# AVAILABLE RECORDS:

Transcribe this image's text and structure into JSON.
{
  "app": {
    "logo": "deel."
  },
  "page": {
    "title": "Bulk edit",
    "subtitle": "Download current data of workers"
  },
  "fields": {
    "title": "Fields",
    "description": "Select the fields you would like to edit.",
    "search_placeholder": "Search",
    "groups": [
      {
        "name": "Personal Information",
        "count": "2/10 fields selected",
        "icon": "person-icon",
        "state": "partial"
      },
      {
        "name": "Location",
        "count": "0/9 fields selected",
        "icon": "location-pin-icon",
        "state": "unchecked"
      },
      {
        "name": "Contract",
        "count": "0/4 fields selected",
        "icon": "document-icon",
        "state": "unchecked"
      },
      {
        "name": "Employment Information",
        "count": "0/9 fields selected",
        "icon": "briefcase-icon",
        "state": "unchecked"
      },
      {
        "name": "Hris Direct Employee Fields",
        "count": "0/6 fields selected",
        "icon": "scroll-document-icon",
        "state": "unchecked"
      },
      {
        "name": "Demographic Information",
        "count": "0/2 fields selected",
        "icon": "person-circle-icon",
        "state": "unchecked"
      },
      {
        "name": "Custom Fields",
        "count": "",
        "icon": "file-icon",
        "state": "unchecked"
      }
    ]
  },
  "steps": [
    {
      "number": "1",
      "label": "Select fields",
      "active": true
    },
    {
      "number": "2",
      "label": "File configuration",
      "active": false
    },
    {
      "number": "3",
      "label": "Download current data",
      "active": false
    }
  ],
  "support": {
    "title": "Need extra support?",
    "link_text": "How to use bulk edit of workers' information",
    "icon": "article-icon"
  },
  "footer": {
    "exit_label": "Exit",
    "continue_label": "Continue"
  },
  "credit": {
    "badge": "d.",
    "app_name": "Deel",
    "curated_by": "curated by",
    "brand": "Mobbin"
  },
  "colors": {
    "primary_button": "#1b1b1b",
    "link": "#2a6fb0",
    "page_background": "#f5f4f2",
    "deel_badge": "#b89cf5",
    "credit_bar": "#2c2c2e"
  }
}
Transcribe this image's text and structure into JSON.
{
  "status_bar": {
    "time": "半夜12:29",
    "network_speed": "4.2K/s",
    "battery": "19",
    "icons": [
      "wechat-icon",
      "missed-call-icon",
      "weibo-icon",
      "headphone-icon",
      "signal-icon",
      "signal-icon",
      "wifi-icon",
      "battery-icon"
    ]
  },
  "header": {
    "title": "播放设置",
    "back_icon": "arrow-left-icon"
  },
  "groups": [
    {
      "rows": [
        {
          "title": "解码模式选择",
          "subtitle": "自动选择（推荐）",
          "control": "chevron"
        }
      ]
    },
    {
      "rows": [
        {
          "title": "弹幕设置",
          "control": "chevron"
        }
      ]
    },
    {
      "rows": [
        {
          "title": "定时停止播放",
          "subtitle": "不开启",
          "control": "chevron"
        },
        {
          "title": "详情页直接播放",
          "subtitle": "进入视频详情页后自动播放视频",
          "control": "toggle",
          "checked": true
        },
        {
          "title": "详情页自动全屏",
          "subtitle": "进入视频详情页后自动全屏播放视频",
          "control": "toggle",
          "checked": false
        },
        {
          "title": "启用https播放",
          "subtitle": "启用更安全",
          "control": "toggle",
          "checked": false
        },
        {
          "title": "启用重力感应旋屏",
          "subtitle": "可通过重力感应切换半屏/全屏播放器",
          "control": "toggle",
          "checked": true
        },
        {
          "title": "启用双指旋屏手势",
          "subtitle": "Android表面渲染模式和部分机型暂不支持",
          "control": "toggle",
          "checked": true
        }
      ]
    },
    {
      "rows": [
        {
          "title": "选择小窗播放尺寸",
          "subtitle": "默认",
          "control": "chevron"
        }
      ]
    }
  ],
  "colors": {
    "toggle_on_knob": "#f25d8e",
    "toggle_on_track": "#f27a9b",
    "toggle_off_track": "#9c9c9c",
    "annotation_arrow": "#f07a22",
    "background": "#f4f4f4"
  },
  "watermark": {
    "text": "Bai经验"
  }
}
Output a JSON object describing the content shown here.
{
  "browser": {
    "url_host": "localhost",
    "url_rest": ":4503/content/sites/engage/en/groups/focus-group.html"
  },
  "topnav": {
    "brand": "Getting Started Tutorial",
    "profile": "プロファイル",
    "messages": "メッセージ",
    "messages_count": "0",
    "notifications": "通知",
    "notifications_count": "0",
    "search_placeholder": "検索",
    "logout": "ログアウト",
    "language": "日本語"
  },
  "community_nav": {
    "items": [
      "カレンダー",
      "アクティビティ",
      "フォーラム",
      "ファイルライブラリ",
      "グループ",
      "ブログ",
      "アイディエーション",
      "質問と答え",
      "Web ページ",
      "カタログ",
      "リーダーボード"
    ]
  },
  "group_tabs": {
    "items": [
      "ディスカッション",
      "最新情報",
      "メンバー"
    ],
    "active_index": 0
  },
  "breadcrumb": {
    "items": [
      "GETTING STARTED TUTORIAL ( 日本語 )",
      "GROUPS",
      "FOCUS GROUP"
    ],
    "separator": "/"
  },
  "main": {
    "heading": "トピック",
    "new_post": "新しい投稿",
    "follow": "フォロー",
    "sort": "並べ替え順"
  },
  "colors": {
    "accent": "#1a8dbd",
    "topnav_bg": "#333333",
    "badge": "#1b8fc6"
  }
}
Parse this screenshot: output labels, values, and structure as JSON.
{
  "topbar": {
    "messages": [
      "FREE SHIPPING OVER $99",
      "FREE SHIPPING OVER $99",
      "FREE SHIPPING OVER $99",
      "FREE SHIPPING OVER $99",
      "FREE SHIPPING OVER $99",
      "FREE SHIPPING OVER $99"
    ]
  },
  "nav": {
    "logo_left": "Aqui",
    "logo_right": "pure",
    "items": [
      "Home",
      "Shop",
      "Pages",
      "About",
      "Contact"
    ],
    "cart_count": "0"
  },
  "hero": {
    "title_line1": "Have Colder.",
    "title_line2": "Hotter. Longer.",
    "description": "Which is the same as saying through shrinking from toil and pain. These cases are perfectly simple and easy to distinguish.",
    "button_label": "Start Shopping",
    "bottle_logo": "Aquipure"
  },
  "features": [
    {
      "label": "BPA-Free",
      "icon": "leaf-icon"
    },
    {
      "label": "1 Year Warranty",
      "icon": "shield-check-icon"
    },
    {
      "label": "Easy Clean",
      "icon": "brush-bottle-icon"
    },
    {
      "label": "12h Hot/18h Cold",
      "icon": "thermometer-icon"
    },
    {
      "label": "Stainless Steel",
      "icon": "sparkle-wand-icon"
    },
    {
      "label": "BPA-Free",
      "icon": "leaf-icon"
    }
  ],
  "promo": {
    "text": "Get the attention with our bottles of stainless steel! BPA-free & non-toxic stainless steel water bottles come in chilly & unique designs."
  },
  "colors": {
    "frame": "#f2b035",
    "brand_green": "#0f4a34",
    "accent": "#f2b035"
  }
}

# OBJECTIVE:
Select, from the listing, all lines that include the word "selected".

# RESULT OF THE TASK:
        "count": "2/10 fields selected",
        "count": "0/9 fields selected",
        "count": "0/4 fields selected",
        "count": "0/9 fields selected",
        "count": "0/6 fields selected",
        "count": "0/2 fields selected",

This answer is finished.